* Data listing
----

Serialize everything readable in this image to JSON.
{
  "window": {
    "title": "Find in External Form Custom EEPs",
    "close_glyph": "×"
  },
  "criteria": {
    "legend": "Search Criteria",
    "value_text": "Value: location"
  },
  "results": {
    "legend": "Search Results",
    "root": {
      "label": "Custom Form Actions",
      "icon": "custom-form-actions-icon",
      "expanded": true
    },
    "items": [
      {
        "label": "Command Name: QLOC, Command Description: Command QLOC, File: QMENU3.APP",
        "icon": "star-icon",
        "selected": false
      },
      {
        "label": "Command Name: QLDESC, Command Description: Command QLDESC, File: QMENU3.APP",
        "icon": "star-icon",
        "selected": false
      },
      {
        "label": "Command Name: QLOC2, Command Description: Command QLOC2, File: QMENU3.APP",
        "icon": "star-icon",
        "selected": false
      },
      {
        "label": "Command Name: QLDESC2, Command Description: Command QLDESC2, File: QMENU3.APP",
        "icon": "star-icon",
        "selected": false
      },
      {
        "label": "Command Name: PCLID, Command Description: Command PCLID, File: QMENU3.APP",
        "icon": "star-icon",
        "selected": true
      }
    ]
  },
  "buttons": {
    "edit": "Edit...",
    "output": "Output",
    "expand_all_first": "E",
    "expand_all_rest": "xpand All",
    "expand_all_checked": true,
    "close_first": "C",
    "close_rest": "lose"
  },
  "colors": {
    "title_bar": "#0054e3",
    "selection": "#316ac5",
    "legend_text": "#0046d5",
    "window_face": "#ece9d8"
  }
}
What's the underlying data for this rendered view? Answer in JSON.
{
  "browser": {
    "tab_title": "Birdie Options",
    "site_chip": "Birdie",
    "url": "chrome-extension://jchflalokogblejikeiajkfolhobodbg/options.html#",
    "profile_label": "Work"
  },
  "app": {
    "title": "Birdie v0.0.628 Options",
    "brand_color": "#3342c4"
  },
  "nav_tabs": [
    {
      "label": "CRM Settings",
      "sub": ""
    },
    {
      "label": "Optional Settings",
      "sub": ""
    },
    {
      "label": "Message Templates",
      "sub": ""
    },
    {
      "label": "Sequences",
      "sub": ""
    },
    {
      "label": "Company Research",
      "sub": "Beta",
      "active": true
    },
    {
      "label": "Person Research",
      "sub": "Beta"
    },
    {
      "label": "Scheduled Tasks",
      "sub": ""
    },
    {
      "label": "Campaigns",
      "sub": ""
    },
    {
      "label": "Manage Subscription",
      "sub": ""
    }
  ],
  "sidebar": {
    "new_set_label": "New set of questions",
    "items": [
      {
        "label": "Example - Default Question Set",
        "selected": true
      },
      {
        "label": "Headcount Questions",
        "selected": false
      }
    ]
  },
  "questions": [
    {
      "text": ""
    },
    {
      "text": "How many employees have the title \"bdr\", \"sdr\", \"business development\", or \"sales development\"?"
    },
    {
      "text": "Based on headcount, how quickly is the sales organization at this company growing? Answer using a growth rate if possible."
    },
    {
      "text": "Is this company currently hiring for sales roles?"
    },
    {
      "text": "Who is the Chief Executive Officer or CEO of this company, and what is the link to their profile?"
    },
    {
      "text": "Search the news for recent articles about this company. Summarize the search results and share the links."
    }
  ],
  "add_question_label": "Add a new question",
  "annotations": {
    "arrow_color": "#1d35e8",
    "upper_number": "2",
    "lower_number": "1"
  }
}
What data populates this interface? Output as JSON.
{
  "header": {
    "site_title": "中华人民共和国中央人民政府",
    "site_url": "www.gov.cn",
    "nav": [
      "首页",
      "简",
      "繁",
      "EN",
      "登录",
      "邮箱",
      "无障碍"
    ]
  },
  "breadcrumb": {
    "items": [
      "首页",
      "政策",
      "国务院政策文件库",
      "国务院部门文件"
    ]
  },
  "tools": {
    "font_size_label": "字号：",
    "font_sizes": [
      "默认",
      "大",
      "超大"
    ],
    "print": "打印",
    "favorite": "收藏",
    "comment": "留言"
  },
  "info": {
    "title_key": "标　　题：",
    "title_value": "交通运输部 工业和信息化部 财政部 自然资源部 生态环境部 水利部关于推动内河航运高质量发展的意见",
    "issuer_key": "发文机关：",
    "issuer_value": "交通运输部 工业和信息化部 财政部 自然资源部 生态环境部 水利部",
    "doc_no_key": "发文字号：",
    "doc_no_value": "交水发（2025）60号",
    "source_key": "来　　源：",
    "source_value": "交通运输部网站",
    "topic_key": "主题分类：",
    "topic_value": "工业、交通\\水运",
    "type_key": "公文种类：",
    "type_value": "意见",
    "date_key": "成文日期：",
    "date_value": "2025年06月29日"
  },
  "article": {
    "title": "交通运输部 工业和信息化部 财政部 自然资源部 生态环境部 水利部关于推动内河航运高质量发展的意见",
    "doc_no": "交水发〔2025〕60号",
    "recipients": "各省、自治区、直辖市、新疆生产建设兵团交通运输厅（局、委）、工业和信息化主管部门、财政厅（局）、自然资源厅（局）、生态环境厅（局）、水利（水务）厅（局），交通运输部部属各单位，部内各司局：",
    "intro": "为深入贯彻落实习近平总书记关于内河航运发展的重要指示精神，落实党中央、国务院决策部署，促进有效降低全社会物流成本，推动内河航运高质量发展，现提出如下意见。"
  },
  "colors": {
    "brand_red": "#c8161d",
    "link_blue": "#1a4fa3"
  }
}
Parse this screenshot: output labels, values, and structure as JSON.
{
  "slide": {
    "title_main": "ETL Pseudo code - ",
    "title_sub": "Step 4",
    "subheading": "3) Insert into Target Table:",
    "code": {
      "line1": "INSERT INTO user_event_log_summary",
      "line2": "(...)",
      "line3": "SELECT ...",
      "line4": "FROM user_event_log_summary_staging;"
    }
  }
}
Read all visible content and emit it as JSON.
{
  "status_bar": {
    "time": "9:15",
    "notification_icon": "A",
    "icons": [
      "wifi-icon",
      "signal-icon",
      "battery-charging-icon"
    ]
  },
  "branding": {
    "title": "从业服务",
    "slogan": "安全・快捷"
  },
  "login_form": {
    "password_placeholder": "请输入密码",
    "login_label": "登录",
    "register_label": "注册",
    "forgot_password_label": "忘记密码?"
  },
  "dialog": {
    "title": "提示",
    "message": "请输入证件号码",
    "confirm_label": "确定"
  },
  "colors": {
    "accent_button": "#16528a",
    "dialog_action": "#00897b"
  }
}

----

* EXERCISE GOAL
Show the lines where the word "工业和信息化部" appears in the entries.

* EXERCISE OUTPUT
    "title_value": "交通运输部 工业和信息化部 财政部 自然资源部 生态环境部 水利部关于推动内河航运高质量发展的意见",
    "issuer_value": "交通运输部 工业和信息化部 财政部 自然资源部 生态环境部 水利部",
    "title": "交通运输部 工业和信息化部 财政部 自然资源部 生态环境部 水利部关于推动内河航运高质量发展的意见",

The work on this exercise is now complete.